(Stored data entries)

---*---

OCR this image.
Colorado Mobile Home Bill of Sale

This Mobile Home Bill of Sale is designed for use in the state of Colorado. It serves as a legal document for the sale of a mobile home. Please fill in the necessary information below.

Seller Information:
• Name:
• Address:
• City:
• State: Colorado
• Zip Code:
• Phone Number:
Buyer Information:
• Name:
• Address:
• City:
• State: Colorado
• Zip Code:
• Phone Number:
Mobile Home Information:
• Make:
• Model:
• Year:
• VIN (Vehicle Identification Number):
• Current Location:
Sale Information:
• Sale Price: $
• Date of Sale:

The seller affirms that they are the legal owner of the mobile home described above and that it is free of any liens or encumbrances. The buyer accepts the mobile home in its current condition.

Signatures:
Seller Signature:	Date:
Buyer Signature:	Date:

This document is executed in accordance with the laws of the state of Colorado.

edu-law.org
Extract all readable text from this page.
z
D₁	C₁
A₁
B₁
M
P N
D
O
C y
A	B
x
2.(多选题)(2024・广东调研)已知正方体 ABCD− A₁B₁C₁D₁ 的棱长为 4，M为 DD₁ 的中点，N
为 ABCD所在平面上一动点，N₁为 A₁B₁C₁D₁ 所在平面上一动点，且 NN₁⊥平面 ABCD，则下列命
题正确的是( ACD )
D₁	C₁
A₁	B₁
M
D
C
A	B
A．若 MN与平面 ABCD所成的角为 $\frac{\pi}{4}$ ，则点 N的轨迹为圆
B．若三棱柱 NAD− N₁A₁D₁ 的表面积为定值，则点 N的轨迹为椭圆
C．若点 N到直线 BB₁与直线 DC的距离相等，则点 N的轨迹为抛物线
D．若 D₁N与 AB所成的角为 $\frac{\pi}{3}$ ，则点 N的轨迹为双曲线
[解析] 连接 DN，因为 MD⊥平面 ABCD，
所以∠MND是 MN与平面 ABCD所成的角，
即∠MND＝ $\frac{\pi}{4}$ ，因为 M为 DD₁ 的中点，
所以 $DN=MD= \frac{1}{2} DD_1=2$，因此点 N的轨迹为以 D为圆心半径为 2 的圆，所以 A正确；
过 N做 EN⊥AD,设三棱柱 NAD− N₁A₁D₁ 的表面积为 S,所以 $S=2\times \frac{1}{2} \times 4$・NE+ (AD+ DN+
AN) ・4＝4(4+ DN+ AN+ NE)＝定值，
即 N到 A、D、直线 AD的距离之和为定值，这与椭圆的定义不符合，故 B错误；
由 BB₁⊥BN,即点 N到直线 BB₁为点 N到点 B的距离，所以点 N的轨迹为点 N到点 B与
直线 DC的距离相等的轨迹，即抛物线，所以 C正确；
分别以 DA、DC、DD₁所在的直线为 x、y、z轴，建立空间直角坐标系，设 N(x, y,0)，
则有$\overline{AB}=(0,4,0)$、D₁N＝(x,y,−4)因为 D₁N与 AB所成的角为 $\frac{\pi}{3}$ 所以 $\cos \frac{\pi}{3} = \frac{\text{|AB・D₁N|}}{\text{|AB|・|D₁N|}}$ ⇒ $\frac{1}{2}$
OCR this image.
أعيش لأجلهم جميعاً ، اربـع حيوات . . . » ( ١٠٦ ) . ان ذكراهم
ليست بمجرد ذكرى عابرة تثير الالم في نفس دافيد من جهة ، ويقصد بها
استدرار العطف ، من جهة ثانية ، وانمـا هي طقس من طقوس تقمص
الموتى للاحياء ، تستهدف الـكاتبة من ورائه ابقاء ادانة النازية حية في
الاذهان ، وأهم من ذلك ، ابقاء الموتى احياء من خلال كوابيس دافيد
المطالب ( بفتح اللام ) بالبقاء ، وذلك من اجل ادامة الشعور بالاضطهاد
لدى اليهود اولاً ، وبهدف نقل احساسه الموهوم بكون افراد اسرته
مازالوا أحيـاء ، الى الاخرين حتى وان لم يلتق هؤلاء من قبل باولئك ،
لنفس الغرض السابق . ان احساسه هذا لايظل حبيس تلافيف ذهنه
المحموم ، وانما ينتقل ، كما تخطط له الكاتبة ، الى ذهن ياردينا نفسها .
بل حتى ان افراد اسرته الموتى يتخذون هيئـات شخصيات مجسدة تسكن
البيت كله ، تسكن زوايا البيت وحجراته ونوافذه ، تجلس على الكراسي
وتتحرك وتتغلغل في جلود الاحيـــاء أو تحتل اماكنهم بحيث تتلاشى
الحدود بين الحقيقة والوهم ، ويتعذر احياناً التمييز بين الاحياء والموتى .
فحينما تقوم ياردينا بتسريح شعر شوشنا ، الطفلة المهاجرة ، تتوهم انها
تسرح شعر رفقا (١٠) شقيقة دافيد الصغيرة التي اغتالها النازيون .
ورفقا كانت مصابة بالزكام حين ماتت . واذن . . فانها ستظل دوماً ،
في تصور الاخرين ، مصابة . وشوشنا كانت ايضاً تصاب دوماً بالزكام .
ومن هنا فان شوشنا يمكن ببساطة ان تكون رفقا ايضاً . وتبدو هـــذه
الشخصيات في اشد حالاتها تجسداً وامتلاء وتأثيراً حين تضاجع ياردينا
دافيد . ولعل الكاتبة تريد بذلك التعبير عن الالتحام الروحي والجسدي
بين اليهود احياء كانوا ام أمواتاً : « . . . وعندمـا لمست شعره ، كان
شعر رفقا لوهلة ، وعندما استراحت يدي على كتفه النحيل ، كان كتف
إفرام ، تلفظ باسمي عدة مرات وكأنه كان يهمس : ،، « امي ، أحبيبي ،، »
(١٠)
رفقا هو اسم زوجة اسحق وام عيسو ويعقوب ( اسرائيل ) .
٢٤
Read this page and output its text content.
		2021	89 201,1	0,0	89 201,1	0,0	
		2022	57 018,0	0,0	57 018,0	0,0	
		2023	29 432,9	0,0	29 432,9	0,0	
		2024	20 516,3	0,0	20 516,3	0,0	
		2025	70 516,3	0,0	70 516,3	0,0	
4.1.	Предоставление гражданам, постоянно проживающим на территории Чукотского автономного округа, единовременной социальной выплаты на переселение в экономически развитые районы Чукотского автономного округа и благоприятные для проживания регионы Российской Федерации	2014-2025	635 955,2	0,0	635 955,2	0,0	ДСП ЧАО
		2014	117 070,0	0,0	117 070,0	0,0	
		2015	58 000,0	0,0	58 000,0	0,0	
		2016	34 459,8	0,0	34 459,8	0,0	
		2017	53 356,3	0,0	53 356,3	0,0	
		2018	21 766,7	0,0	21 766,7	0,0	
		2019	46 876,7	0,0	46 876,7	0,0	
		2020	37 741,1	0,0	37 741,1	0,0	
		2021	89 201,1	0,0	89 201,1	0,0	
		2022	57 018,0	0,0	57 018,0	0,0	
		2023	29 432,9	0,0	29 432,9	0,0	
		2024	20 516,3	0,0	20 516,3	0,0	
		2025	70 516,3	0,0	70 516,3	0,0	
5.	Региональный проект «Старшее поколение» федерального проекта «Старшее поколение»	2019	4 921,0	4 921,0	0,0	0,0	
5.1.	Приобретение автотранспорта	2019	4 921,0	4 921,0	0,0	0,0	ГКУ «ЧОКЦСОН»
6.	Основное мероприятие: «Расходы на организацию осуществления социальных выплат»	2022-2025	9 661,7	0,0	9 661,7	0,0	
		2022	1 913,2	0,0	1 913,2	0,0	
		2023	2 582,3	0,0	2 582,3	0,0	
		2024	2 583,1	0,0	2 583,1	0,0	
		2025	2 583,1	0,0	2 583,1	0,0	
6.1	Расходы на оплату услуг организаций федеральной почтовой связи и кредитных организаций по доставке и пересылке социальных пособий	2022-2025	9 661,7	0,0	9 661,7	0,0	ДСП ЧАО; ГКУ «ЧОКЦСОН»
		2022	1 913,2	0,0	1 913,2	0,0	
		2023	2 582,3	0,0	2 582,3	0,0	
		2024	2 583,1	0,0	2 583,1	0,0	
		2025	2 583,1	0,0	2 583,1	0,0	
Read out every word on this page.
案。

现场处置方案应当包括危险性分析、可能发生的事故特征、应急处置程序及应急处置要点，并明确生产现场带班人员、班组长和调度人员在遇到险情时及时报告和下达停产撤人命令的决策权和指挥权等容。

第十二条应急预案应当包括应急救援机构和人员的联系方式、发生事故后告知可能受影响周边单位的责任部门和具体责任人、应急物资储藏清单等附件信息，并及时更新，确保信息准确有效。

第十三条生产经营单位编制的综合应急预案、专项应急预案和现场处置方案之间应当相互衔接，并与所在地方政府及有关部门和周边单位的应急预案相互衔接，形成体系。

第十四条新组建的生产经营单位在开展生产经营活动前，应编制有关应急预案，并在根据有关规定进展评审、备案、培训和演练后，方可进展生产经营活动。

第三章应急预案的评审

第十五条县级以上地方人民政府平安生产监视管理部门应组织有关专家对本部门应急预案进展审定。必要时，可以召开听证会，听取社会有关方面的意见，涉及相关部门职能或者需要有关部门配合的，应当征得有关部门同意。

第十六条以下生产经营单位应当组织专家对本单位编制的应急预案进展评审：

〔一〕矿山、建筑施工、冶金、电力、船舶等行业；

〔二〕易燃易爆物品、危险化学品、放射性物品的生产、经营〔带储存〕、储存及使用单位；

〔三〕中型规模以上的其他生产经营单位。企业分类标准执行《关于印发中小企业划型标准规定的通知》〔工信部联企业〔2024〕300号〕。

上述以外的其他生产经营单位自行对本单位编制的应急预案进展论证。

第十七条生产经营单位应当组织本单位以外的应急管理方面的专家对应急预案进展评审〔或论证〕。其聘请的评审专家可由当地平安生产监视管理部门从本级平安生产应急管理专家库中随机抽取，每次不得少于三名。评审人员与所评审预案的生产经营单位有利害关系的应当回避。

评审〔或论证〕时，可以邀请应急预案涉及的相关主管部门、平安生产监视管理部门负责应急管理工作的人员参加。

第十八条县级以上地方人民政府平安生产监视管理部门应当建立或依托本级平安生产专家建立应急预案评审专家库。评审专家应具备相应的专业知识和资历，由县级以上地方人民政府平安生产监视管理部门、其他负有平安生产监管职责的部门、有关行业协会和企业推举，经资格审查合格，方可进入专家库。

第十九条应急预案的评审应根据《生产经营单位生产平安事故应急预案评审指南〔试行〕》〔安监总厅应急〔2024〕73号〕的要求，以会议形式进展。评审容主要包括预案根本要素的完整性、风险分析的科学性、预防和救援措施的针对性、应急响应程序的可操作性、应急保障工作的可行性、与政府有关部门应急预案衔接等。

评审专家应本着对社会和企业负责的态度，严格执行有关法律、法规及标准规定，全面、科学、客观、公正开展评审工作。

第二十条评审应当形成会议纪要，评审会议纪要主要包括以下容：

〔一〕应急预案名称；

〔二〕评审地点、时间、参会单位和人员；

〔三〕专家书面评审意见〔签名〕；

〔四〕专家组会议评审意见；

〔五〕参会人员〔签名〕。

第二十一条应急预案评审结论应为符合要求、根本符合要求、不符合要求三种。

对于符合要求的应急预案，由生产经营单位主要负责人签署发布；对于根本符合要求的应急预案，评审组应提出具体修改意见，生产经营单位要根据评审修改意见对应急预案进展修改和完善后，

---*---

Goal
Of all the lines in the material above, how many contain the word "AB所成的角为"? Give only the count.

Exercise answer
2